**GIVEN TASK:** Gather every line that includes the word "добре", please.
*** DATA FOR PROCESSING
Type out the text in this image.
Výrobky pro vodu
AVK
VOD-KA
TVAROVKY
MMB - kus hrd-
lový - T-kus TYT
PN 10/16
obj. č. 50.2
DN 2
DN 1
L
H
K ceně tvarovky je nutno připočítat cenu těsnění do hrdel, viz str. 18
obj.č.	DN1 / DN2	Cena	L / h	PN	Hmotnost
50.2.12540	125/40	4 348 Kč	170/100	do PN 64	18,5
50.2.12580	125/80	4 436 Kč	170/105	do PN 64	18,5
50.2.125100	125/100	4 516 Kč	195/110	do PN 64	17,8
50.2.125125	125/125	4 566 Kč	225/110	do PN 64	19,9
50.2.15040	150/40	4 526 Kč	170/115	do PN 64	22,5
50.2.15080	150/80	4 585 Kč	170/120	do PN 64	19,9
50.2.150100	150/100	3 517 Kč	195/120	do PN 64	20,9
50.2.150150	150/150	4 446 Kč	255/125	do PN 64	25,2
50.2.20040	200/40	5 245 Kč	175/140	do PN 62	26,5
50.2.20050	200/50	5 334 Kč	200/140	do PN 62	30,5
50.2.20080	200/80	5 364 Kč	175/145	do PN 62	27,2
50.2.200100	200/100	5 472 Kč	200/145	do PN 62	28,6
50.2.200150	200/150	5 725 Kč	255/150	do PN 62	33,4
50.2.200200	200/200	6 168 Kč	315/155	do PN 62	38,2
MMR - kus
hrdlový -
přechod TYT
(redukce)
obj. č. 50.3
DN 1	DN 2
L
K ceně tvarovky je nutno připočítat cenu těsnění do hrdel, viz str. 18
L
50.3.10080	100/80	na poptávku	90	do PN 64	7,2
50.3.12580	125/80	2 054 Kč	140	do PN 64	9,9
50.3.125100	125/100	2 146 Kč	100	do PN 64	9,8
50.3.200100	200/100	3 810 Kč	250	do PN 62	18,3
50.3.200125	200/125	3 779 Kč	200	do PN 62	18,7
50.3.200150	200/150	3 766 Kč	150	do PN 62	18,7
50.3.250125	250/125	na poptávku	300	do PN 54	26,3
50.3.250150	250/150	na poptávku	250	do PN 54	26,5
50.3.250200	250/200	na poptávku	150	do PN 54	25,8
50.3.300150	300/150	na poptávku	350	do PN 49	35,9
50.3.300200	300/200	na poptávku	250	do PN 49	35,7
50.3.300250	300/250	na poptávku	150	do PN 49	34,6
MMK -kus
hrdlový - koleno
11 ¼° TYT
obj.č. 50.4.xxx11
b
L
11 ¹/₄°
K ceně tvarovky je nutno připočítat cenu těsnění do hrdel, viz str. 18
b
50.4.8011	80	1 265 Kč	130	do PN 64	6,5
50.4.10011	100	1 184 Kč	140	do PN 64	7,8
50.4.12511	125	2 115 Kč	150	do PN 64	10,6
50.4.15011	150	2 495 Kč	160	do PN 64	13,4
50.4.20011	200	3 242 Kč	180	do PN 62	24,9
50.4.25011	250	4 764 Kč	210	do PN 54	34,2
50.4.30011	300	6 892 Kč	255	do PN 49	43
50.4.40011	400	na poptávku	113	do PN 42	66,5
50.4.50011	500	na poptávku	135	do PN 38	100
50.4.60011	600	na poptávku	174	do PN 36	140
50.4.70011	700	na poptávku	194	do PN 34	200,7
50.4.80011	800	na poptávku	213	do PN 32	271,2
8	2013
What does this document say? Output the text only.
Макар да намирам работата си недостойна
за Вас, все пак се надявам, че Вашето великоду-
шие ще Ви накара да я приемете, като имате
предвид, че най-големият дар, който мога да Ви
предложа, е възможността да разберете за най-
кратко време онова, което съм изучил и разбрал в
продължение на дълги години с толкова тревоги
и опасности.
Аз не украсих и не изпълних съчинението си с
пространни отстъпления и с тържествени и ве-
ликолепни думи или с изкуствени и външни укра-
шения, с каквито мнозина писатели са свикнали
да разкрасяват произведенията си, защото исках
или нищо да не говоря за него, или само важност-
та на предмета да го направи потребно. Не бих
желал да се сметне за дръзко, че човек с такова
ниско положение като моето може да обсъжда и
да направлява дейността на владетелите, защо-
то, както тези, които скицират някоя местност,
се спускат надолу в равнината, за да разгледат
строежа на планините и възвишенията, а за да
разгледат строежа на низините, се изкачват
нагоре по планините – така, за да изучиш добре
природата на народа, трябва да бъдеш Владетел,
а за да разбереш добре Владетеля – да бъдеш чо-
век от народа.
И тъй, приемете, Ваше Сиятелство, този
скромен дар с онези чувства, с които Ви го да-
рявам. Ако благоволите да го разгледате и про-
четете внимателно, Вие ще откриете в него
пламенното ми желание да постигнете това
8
******
**FULL ANSWER:**
нагоре по планините – така, за да изучиш добре
а за да разбереш добре Владетеля – да бъдеш чо-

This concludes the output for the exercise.